=== Exercise goal ===
Please pull out every line that includes the string "PandaX".

=== Data for this task ===

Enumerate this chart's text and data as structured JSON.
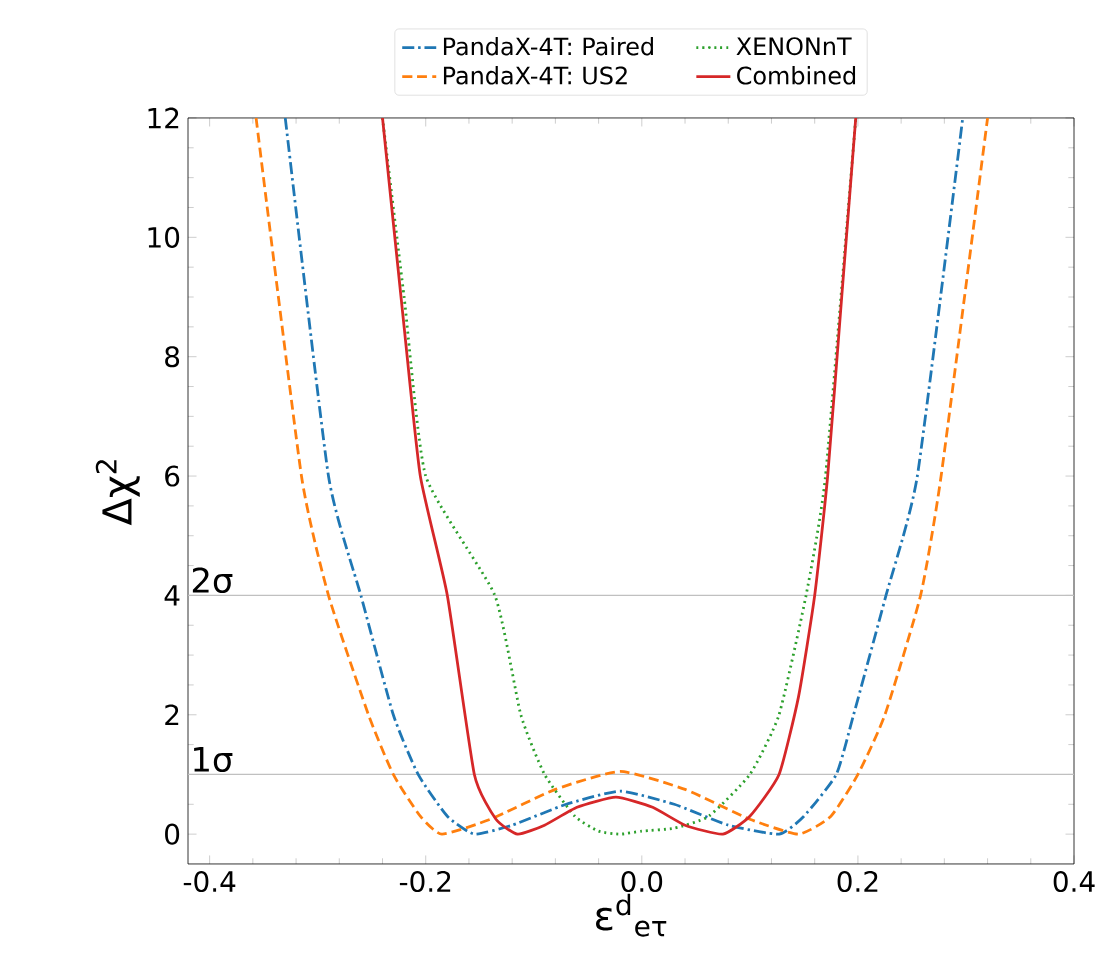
{
  "chart_data": {
    "type": "line",
    "xlabel": "ε$^{d}$$_{eτ}$",
    "ylabel": "Δχ$^{2}$",
    "xlim": [
      -0.42,
      0.4
    ],
    "ylim": [
      -0.5,
      12
    ],
    "xticks": [
      -0.4,
      -0.2,
      {
        "value": 0,
        "label": "0.0"
      },
      0.2,
      0.4
    ],
    "yticks": [
      0,
      2,
      4,
      6,
      8,
      10,
      12
    ],
    "legend": "top",
    "grid": false,
    "marker": "none",
    "ref_lines": [
      {
        "axis": "y",
        "value": 1,
        "label": "1σ",
        "color": "#c0c0c0"
      },
      {
        "axis": "y",
        "value": 4,
        "label": "2σ",
        "color": "#c0c0c0"
      }
    ],
    "series": [
      {
        "name": "PandaX-4T: Paired",
        "color": "#1f77b4",
        "line_style": "dashdot",
        "x": [
          -0.33,
          -0.29,
          -0.26,
          -0.23,
          -0.207,
          -0.18,
          -0.155,
          -0.12,
          -0.07,
          -0.02,
          0.03,
          0.08,
          0.127,
          0.15,
          0.18,
          0.196,
          0.226,
          0.255,
          0.297
        ],
        "values": [
          12,
          6,
          4,
          2,
          1,
          0.3,
          0,
          0.15,
          0.5,
          0.72,
          0.5,
          0.15,
          0,
          0.3,
          1,
          2,
          4,
          6,
          12
        ]
      },
      {
        "name": "PandaX-4T: US2",
        "color": "#ff7f0e",
        "line_style": "dashed",
        "x": [
          -0.357,
          -0.315,
          -0.29,
          -0.253,
          -0.23,
          -0.205,
          -0.185,
          -0.14,
          -0.08,
          -0.02,
          0.04,
          0.1,
          0.145,
          0.175,
          0.2,
          0.225,
          0.258,
          0.277,
          0.32
        ],
        "values": [
          12,
          6,
          4,
          2,
          1,
          0.3,
          0,
          0.25,
          0.75,
          1.05,
          0.75,
          0.25,
          0,
          0.3,
          1,
          2,
          4,
          6,
          12
        ]
      },
      {
        "name": "XENONnT",
        "color": "#2ca02c",
        "line_style": "dotted",
        "x": [
          -0.24,
          -0.22,
          -0.2,
          -0.136,
          -0.112,
          -0.09,
          -0.062,
          -0.04,
          -0.02,
          0.0,
          0.03,
          0.062,
          0.1,
          0.127,
          0.152,
          0.17,
          0.185,
          0.198
        ],
        "values": [
          12,
          9,
          6,
          4,
          2,
          1,
          0.3,
          0.05,
          0,
          0.05,
          0.1,
          0.3,
          1,
          2,
          4,
          6,
          null,
          12
        ]
      },
      {
        "name": "Combined",
        "color": "#d62728",
        "line_style": "solid",
        "x": [
          -0.24,
          -0.22,
          -0.205,
          -0.18,
          -0.155,
          -0.135,
          -0.115,
          -0.09,
          -0.06,
          -0.024,
          0.01,
          0.04,
          0.075,
          0.1,
          0.127,
          0.145,
          0.16,
          0.172,
          0.185,
          0.198
        ],
        "values": [
          12,
          8.5,
          6,
          4,
          1,
          0.25,
          0,
          0.15,
          0.45,
          0.62,
          0.45,
          0.15,
          0,
          0.3,
          1,
          2.3,
          4,
          6,
          9,
          12
        ]
      }
    ]
  }
}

=== Expected output ===
        "name": "PandaX-4T: Paired",
        "name": "PandaX-4T: US2",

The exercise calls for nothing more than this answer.